__GOAL OF THE EXERCISE__
From the entries below, pull out each line where "this" appears.
^^^^
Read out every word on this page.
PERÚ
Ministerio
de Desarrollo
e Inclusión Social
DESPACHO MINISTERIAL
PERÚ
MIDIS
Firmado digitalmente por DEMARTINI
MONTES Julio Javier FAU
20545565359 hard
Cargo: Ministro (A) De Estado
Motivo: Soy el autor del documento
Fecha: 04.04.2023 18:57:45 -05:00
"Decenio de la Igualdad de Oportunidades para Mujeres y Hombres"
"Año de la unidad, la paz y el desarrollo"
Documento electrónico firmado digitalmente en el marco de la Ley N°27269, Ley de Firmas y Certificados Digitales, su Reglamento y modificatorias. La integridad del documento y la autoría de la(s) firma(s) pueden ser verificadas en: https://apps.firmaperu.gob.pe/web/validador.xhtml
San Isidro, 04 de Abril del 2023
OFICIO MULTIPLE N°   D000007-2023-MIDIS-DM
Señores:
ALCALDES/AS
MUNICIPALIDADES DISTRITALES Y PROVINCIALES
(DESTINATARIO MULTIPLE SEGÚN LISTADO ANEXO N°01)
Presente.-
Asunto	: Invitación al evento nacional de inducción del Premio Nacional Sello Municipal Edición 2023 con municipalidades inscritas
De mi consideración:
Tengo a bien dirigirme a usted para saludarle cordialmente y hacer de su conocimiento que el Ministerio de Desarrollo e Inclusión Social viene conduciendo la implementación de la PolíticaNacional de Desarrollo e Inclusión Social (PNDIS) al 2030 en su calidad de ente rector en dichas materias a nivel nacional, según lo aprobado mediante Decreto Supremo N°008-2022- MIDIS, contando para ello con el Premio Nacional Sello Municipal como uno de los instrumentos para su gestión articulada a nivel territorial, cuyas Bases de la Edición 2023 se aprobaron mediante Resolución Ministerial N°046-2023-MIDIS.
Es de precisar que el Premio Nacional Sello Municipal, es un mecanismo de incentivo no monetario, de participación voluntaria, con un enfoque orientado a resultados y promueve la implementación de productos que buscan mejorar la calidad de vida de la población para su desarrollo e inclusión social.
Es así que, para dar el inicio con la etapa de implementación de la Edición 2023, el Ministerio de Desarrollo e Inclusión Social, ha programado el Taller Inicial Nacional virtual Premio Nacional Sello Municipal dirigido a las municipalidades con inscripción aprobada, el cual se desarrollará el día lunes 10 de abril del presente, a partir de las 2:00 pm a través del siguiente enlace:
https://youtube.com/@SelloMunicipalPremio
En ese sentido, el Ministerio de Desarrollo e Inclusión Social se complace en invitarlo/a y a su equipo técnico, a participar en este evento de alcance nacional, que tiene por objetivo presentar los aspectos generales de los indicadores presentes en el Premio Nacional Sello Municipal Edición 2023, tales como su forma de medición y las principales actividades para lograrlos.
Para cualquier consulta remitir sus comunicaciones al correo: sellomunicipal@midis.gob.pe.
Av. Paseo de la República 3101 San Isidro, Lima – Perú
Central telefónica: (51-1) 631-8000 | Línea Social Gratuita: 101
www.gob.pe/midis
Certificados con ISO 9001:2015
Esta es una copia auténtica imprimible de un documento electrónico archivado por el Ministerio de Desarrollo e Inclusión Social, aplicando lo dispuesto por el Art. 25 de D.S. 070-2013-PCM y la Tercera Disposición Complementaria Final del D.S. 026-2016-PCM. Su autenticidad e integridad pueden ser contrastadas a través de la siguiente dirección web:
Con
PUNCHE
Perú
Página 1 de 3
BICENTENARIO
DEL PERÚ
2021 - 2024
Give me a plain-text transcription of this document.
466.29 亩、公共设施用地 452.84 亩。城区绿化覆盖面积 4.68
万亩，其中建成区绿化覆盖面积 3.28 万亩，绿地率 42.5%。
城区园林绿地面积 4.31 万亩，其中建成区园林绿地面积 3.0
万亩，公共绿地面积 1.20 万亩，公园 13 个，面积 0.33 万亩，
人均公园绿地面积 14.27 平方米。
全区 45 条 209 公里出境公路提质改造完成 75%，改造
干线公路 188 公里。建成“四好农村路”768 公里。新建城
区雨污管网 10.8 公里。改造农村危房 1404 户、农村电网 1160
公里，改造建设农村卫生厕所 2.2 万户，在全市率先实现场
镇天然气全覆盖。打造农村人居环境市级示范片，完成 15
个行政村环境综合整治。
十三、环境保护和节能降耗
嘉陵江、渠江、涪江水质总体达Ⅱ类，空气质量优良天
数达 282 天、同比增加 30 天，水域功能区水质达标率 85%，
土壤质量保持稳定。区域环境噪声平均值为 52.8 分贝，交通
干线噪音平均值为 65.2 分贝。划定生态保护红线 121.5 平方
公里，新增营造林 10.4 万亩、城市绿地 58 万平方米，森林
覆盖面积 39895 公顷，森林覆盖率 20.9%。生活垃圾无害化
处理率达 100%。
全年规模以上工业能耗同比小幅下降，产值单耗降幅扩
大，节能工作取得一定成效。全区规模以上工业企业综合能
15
^^^^
__ANSWER TO THE TASK__
Read out every word on this page.
Give me a plain-text transcription of this document.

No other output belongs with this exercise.